== Data listing ==

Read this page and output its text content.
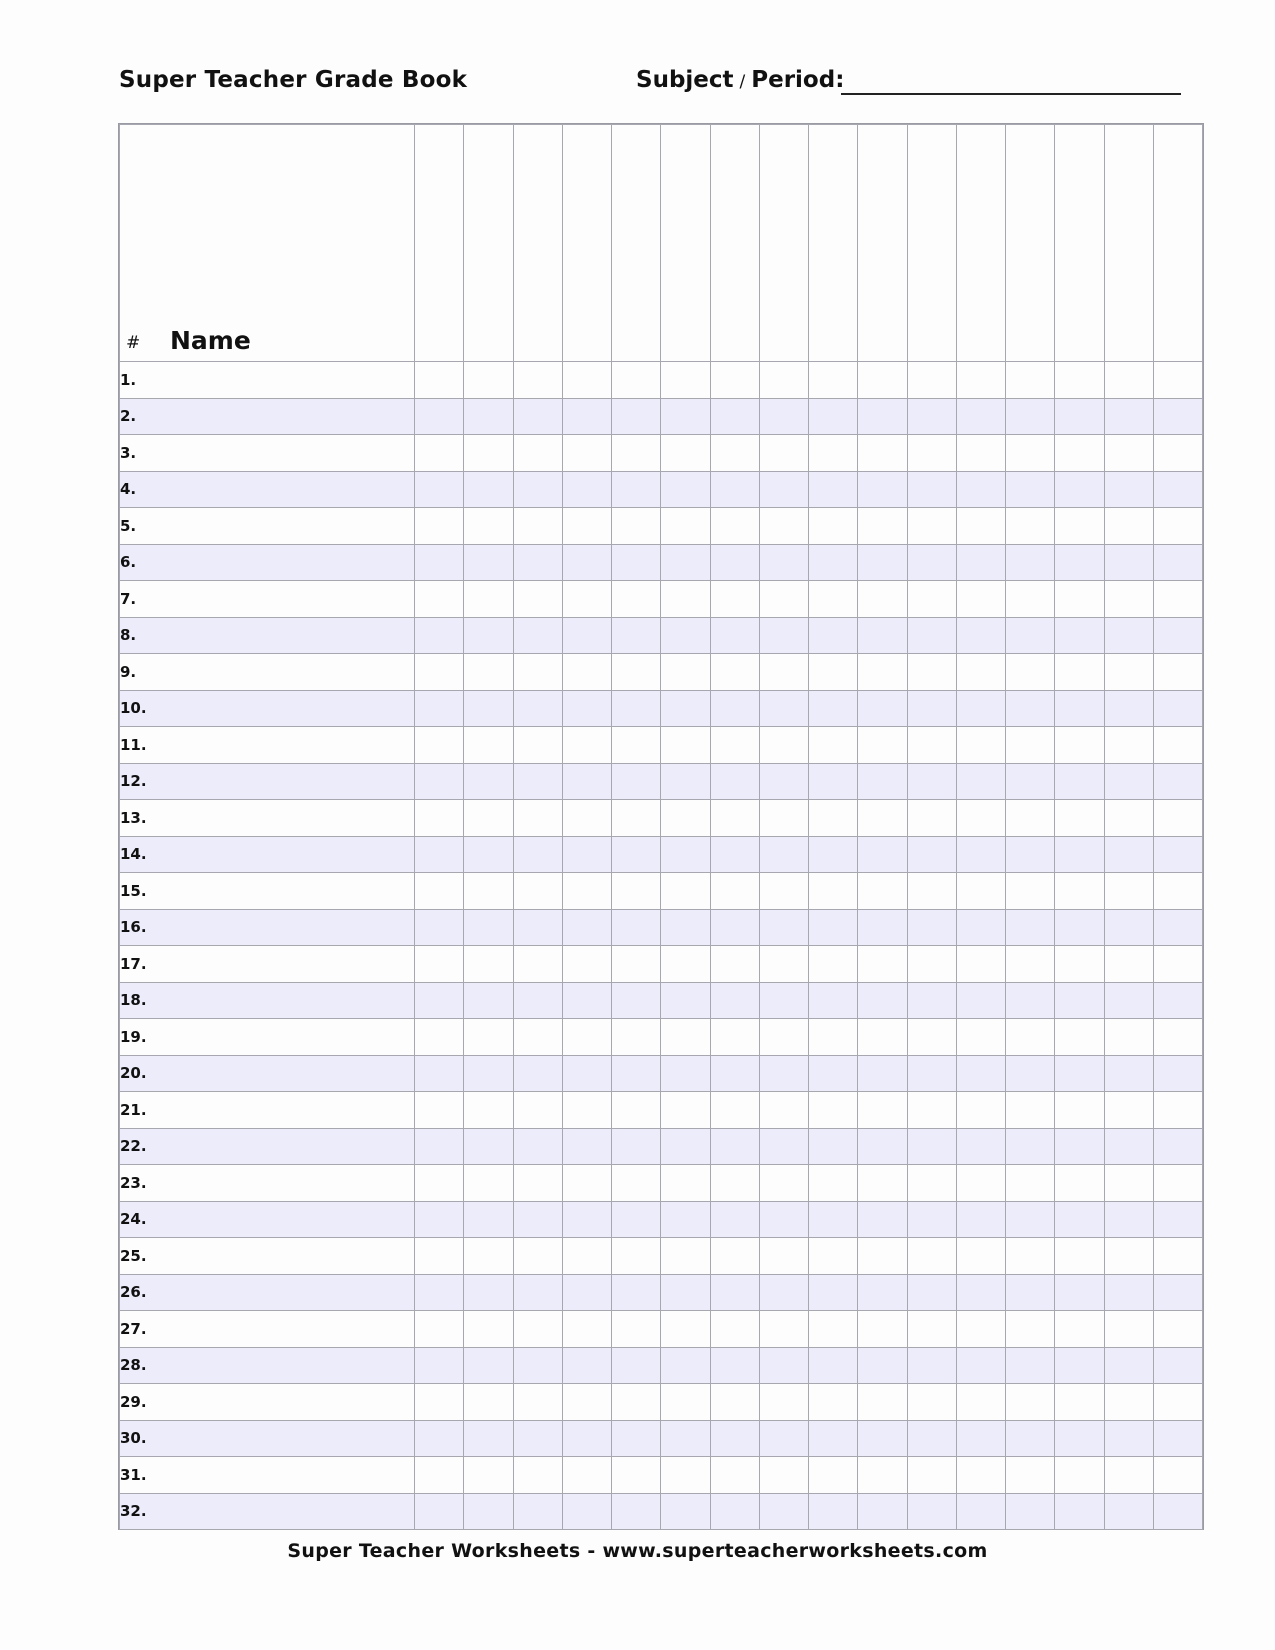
Super Teacher Grade Book	Subject / Period:
# Name																

1.																
2.																
3.																
4.																
5.																
6.																
7.																
8.																
9.																
10.																
11.																
12.																
13.																
14.																
15.																
16.																
17.																
18.																
19.																
20.																
21.																
22.																
23.																
24.																
25.																
26.																
27.																
28.																
29.																
30.																
31.																
32.																
Super Teacher Worksheets - www.superteacherworksheets.com
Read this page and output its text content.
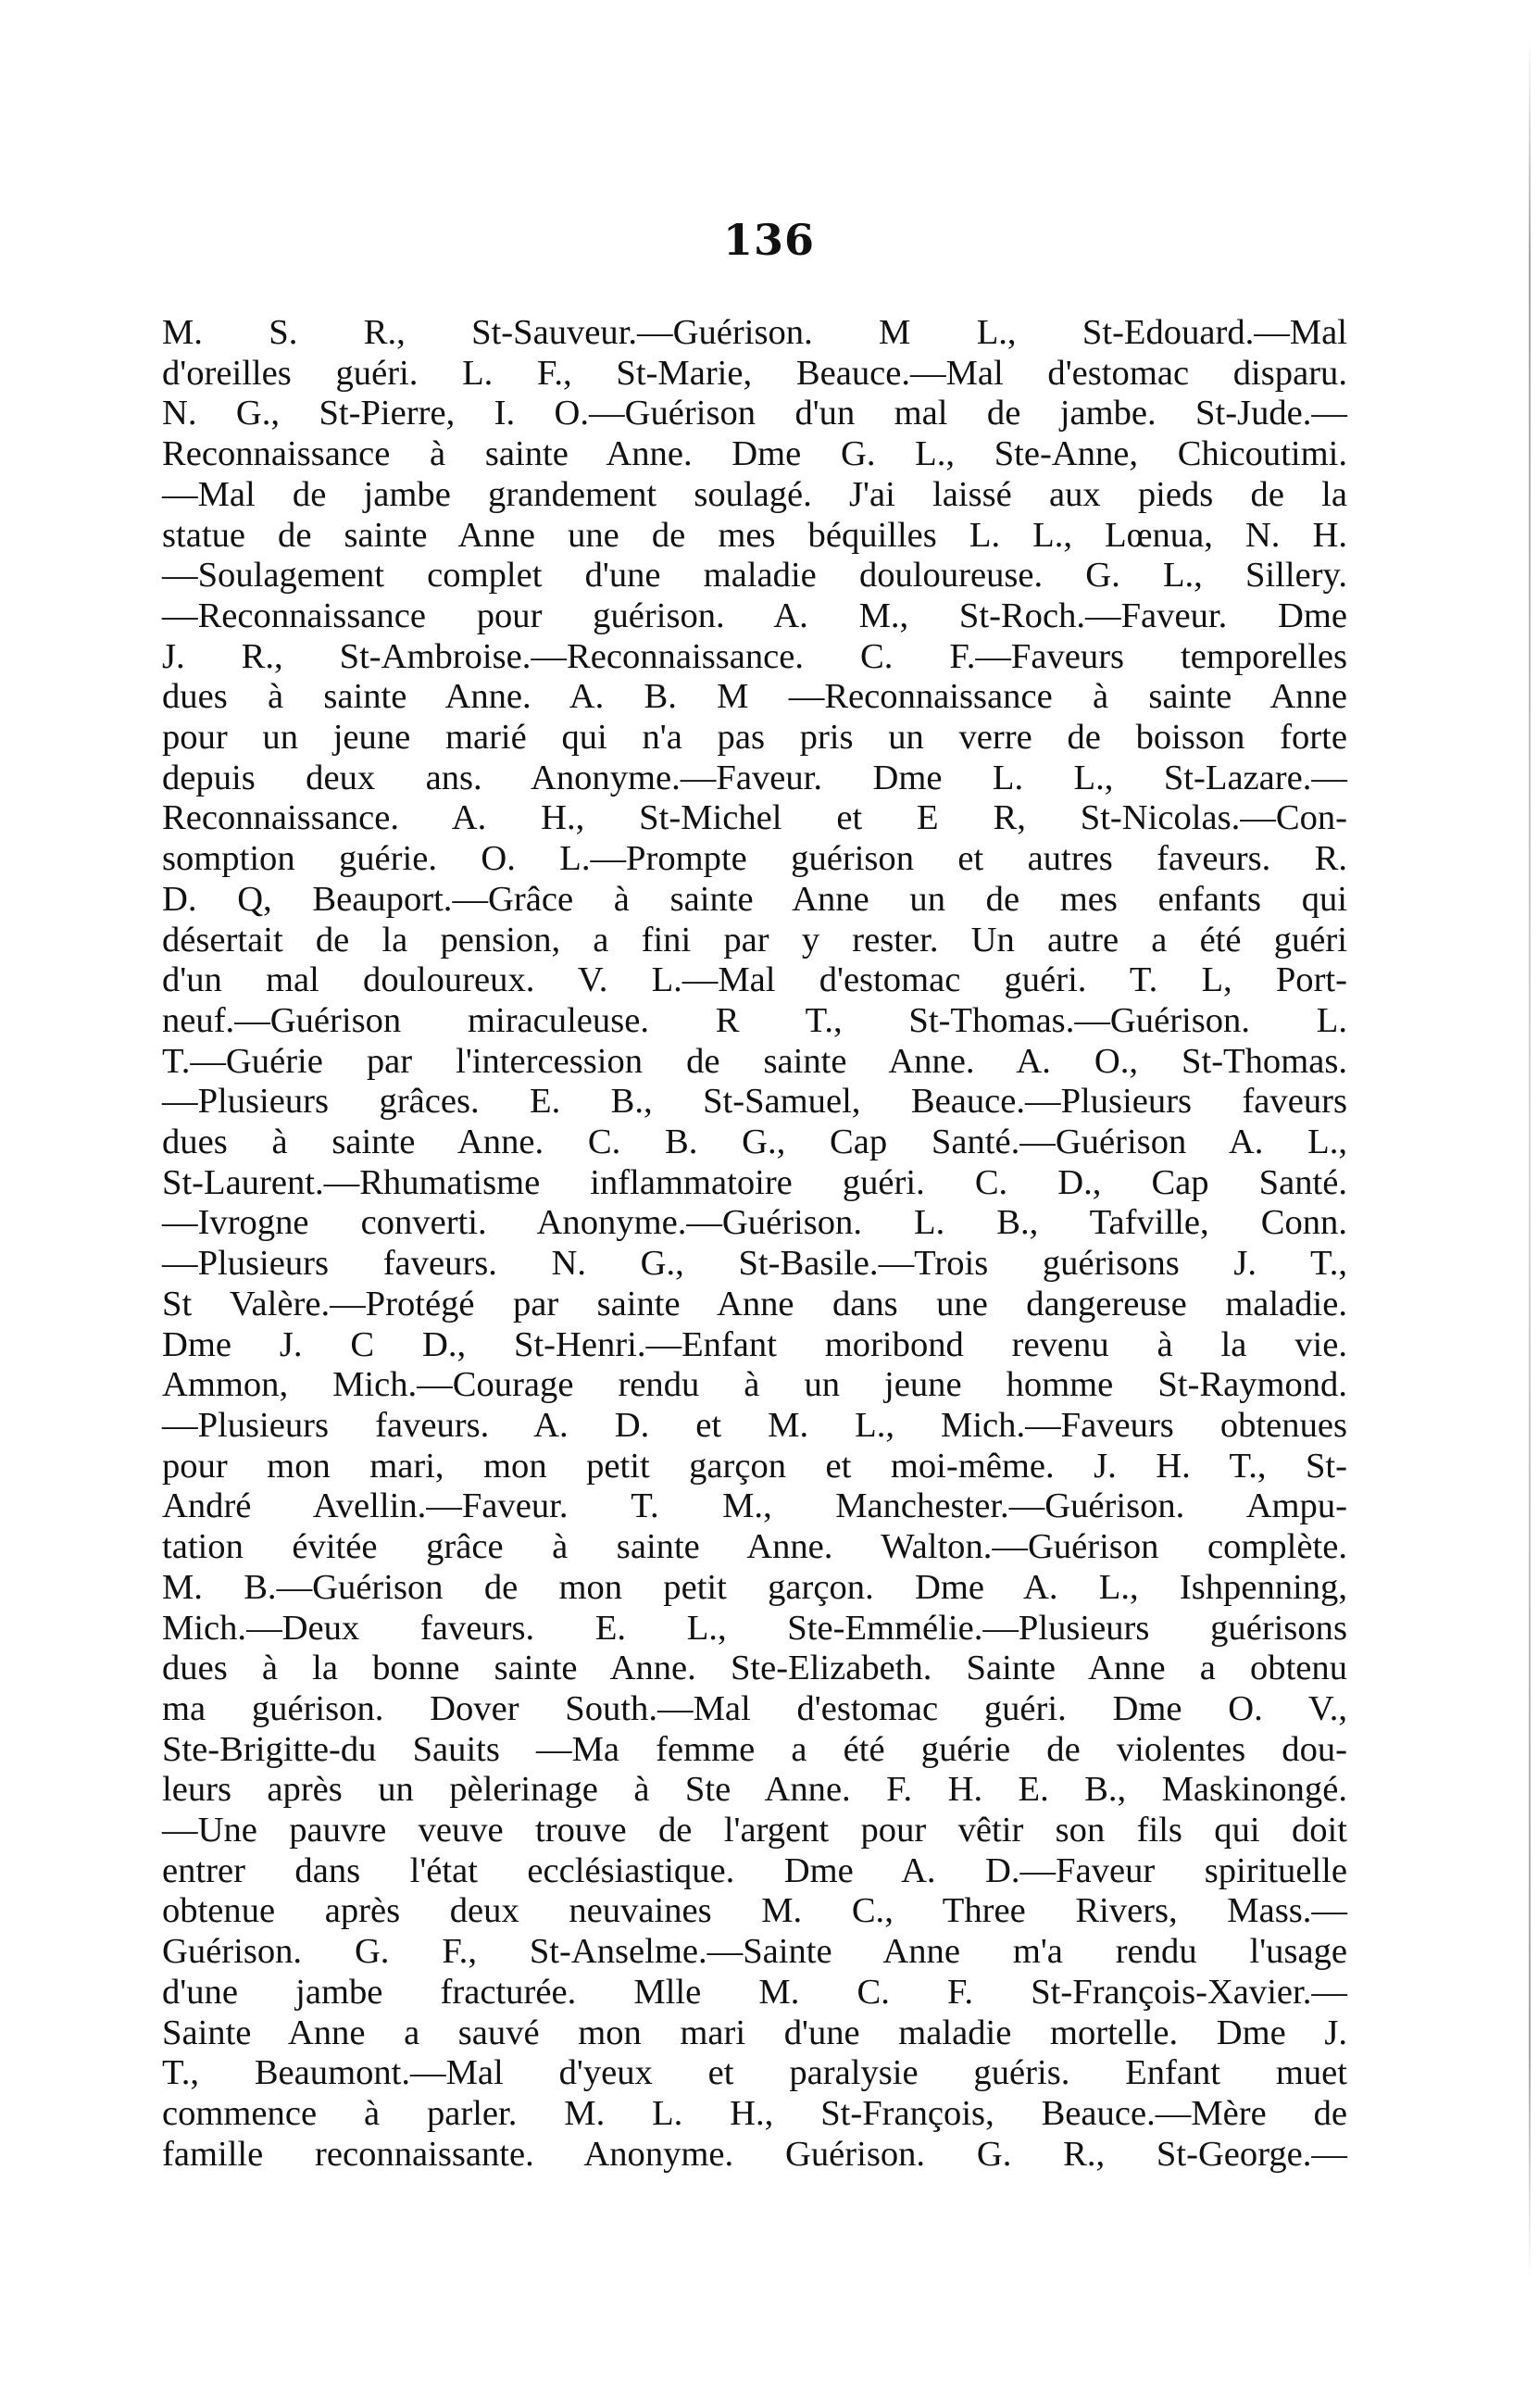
136
M. S. R., St-Sauveur.—Guérison. M L., St-Edouard.—Mal
d'oreilles guéri. L. F., St-Marie, Beauce.—Mal d'estomac disparu.
N. G., St-Pierre, I. O.—Guérison d'un mal de jambe. St-Jude.—
Reconnaissance à sainte Anne. Dme G. L., Ste-Anne, Chicoutimi.
—Mal de jambe grandement soulagé. J'ai laissé aux pieds de la
statue de sainte Anne une de mes béquilles L. L., Lœnua, N. H.
—Soulagement complet d'une maladie douloureuse. G. L., Sillery.
—Reconnaissance pour guérison. A. M., St-Roch.—Faveur. Dme
J. R., St-Ambroise.—Reconnaissance. C. F.—Faveurs temporelles
dues à sainte Anne. A. B. M —Reconnaissance à sainte Anne
pour un jeune marié qui n'a pas pris un verre de boisson forte
depuis deux ans. Anonyme.—Faveur. Dme L. L., St-Lazare.—
Reconnaissance. A. H., St-Michel et E R, St-Nicolas.—Con-
somption guérie. O. L.—Prompte guérison et autres faveurs. R.
D. Q, Beauport.—Grâce à sainte Anne un de mes enfants qui
désertait de la pension, a fini par y rester. Un autre a été guéri
d'un mal douloureux. V. L.—Mal d'estomac guéri. T. L, Port-
neuf.—Guérison miraculeuse. R T., St-Thomas.—Guérison. L.
T.—Guérie par l'intercession de sainte Anne. A. O., St-Thomas.
—Plusieurs grâces. E. B., St-Samuel, Beauce.—Plusieurs faveurs
dues à sainte Anne. C. B. G., Cap Santé.—Guérison A. L.,
St-Laurent.—Rhumatisme inflammatoire guéri. C. D., Cap Santé.
—Ivrogne converti. Anonyme.—Guérison. L. B., Tafville, Conn.
—Plusieurs faveurs. N. G., St-Basile.—Trois guérisons J. T.,
St Valère.—Protégé par sainte Anne dans une dangereuse maladie.
Dme J. C D., St-Henri.—Enfant moribond revenu à la vie.
Ammon, Mich.—Courage rendu à un jeune homme St-Raymond.
—Plusieurs faveurs. A. D. et M. L., Mich.—Faveurs obtenues
pour mon mari, mon petit garçon et moi-même. J. H. T., St-
André Avellin.—Faveur. T. M., Manchester.—Guérison. Ampu-
tation évitée grâce à sainte Anne. Walton.—Guérison complète.
M. B.—Guérison de mon petit garçon. Dme A. L., Ishpenning,
Mich.—Deux faveurs. E. L., Ste-Emmélie.—Plusieurs guérisons
dues à la bonne sainte Anne. Ste-Elizabeth. Sainte Anne a obtenu
ma guérison. Dover South.—Mal d'estomac guéri. Dme O. V.,
Ste-Brigitte-du Sauits —Ma femme a été guérie de violentes dou-
leurs après un pèlerinage à Ste Anne. F. H. E. B., Maskinongé.
—Une pauvre veuve trouve de l'argent pour vêtir son fils qui doit
entrer dans l'état ecclésiastique. Dme A. D.—Faveur spirituelle
obtenue après deux neuvaines M. C., Three Rivers, Mass.—
Guérison. G. F., St-Anselme.—Sainte Anne m'a rendu l'usage
d'une jambe fracturée. Mlle M. C. F. St-François-Xavier.—
Sainte Anne a sauvé mon mari d'une maladie mortelle. Dme J.
T., Beaumont.—Mal d'yeux et paralysie guéris. Enfant muet
commence à parler. M. L. H., St-François, Beauce.—Mère de
famille reconnaissante. Anonyme. Guérison. G. R., St-George.—
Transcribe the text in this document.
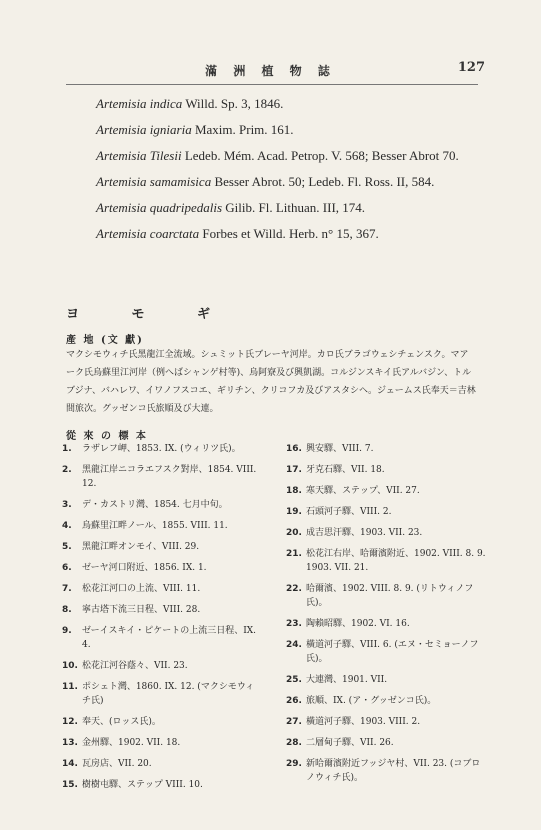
滿 洲 植 物 誌	127

Artemisia indica Willd. Sp. 3, 1846.

Artemisia igniaria Maxim. Prim. 161.

Artemisia Tilesii Ledeb. Mém. Acad. Petrop. V. 568; Besser Abrot 70.

Artemisia samamisica Besser Abrot. 50; Ledeb. Fl. Ross. II, 584.

Artemisia quadripedalis Gilib. Fl. Lithuan. III, 174.

Artemisia coarctata Forbes et Willd. Herb. n° 15, 367.

ヨ モ ギ
產 地 (文 獻)
マクシモウィチ氏黑龍江全流域。シュミット氏ブレーヤ河岸。カロ氏ブラゴウェシチェンスク。マアーク氏烏蘇里江河岸（例へばシャンゲ村等)、烏阿寮及び興凱湖。コルジンスキイ氏アルバジン、トルブジナ、バハレワ、イワノフスコエ、ギリチン、クリコフカ及びアスタシヘ。ジェームス氏奉天＝吉林間旅次。グッゼンコ氏旅順及び大連。
從 來 の 標 本
1.	ラザレフ岬、1853. IX. (ウィリツ氏)。
2.	黑龍江岸ニコラエフスク對岸、1854. VIII. 12.
3.	デ・カストリ灣、1854. 七月中旬。
4.	烏蘇里江畔ノール、1855. VIII. 11.
5.	黑龍江畔オンモイ、VIII. 29.
6.	ゼーヤ河口附近、1856. IX. 1.
7.	松花江河口の上流、VIII. 11.
8.	寧古塔下流三日程、VIII. 28.
9.	ゼーイスキイ・ピケートの上流三日程、IX. 4.
10. 松花江河谷蔭々、VII. 23.
11. ポシェト灣、1860. IX. 12. (マクシモウィチ氏)
12. 奉天、(ロッス氏)。
13. 金州驛、1902. VII. 18.
14. 瓦房店、VII. 20.
15. 樹樹屯驛、ステップ VIII. 10.
16. 興安驛、VIII. 7.
17. 牙克石驛、VII. 18.
18. 寒天驛、ステップ、VII. 27.
19. 石頭河子驛、VIII. 2.
20. 成吉思汗驛、1903. VII. 23.
21. 松花江右岸、哈爾濱附近、1902. VIII. 8. 9. 1903. VII. 21.
22. 哈爾濱、1902. VIII. 8. 9. (リトウィノフ氏)。
23. 陶賴昭驛、1902. VI. 16.
24. 橫道河子驛、VIII. 6. (エヌ・セミョーノフ氏)。
25. 大連灣、1901. VII.
26. 旅順、IX. (ア・グッゼンコ氏)。
27. 橫道河子驛、1903. VIII. 2.
28. 二層甸子驛、VII. 26.
29. 新哈爾濱附近フッジヤ村、VII. 23. (コブロノウィチ氏)。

== Set exercise ==
Find the string "garçon" in the listing and return every line that holds it.

== Reply ==
pour mon mari, mon petit garçon et moi-même. J. H. T., St-
M. B.—Guérison de mon petit garçon. Dme A. L., Ishpenning,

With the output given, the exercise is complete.